---------- Document ----------

MENS REA
Mens rea
IMS AND OBJECTIVES
After reading this chapter you should be able to:
Understand the law of intention, both direct and oblique
Understand the law of recklessness
Understand the principles of transferred malice and coincidence
Analyse critically the law on intention and recklessness
3.1 The mental element
It was noted at the start of the previous chapter that the physical element alone is, generally speaking, not enough to constitute criminal liability. The presence of some mental element is usually required. This allows the courts to impose punishment on those who acted with, at least, some awareness of what they were doing. As a general rule, courts in England are reluctant to apportion blame and impose punishment on those who acted inadvertently, that is, without awareness of the conduct, circumstances and consequence elements that make up the actus reus. As with the physical elements discussed in Chapter 2, a different mental element is required for each crime. Some criminal offences require one mental element; some require two, either in addition to each other or as alternative states. Some examples are as follows.
In murder the mens rea is intention only (see Chapter 10).
In theft one mental element is intention; however, there is an additional element of dishonesty.
In criminal damage and most non-fatal offences against the person, such as assault and battery, the mens rea is intention or recklessness (see Chapters 11 and 16).
In one form of manslaughter, the mental element is recklessness only, while in a different form of manslaughter, the mental element is ‘gross negligence’ (see Chapter 10).
3.2 Intention
As noted above, in many offences, the mens rea required is an ‘intention’. However, intention does not exist as an abstract concept: there must be proof of an intention to cause a particular result. The following examples illustrate this.
Murder requires as its mental element intention to kill or cause grievous bodily harm (see Chapter 10).
The criminal offence found in s 18 of the Offences Against the Person Act (OAPA) 1861 requires as its mental element an intention to cause grievous bodily harm (see Chapter 11).
In theft, the mental element is an intention permanently to deprive another person of their property, plus dishonesty (see Chapter 13).
However, whichever crime is charged, the meaning of ‘intent’ is the same. In criminal law, there are two types of intent:
Direct intent — this refers to someone’s aim, purpose or desire.

----------

Reproduce the passage on mens rea above word for word, from its heading to its final line.

---------- Recorded information ----------

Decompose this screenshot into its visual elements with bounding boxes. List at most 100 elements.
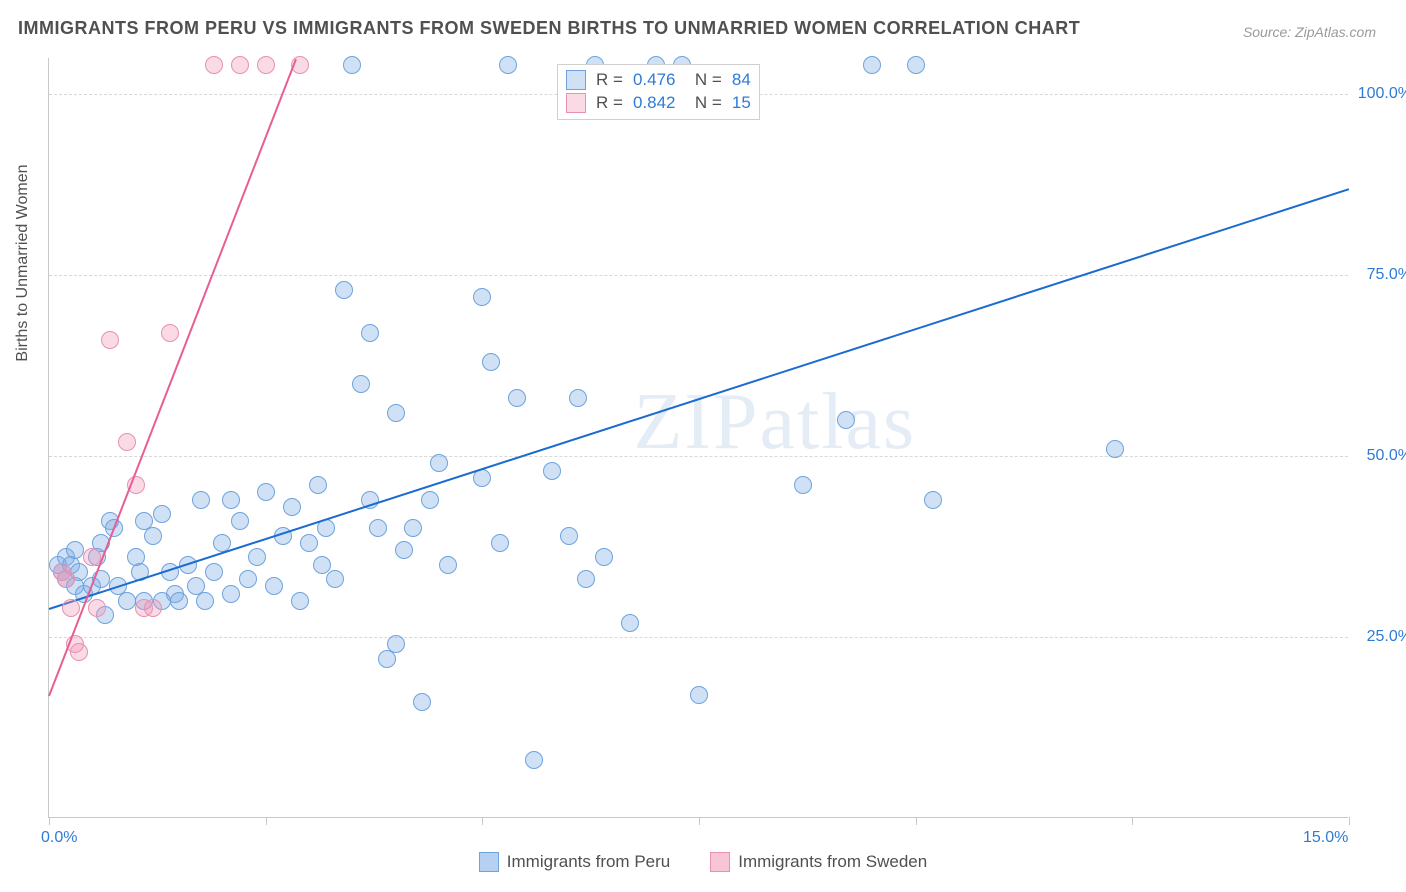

----------

Answer in full ▸
MENS REA
Mens rea
IMS AND OBJECTIVES
After reading this chapter you should be able to:
Understand the law of intention, both direct and oblique
Understand the law of recklessness
Understand the principles of transferred malice and coincidence
Analyse critically the law on intention and recklessness
3.1 The mental element
It was noted at the start of the previous chapter that the physical element alone is, generally speaking, not enough to constitute criminal liability. The presence of some mental element is usually required. This allows the courts to impose punishment on those who acted with, at least, some awareness of what they were doing. As a general rule, courts in England are reluctant to apportion blame and impose punishment on those who acted inadvertently, that is, without awareness of the conduct, circumstances and consequence elements that make up the actus reus. As with the physical elements discussed in Chapter 2, a different mental element is required for each crime. Some criminal offences require one mental element; some require two, either in addition to each other or as alternative states. Some examples are as follows.
In murder the mens rea is intention only (see Chapter 10).
In theft one mental element is intention; however, there is an additional element of dishonesty.
In criminal damage and most non-fatal offences against the person, such as assault and battery, the mens rea is intention or recklessness (see Chapters 11 and 16).
In one form of manslaughter, the mental element is recklessness only, while in a different form of manslaughter, the mental element is ‘gross negligence’ (see Chapter 10).
3.2 Intention
As noted above, in many offences, the mens rea required is an ‘intention’. However, intention does not exist as an abstract concept: there must be proof of an intention to cause a particular result. The following examples illustrate this.
Murder requires as its mental element intention to kill or cause grievous bodily harm (see Chapter 10).
The criminal offence found in s 18 of the Offences Against the Person Act (OAPA) 1861 requires as its mental element an intention to cause grievous bodily harm (see Chapter 11).
In theft, the mental element is an intention permanently to deprive another person of their property, plus dishonesty (see Chapter 13).
However, whichever crime is charged, the meaning of ‘intent’ is the same. In criminal law, there are two types of intent:
Direct intent — this refers to someone’s aim, purpose or desire.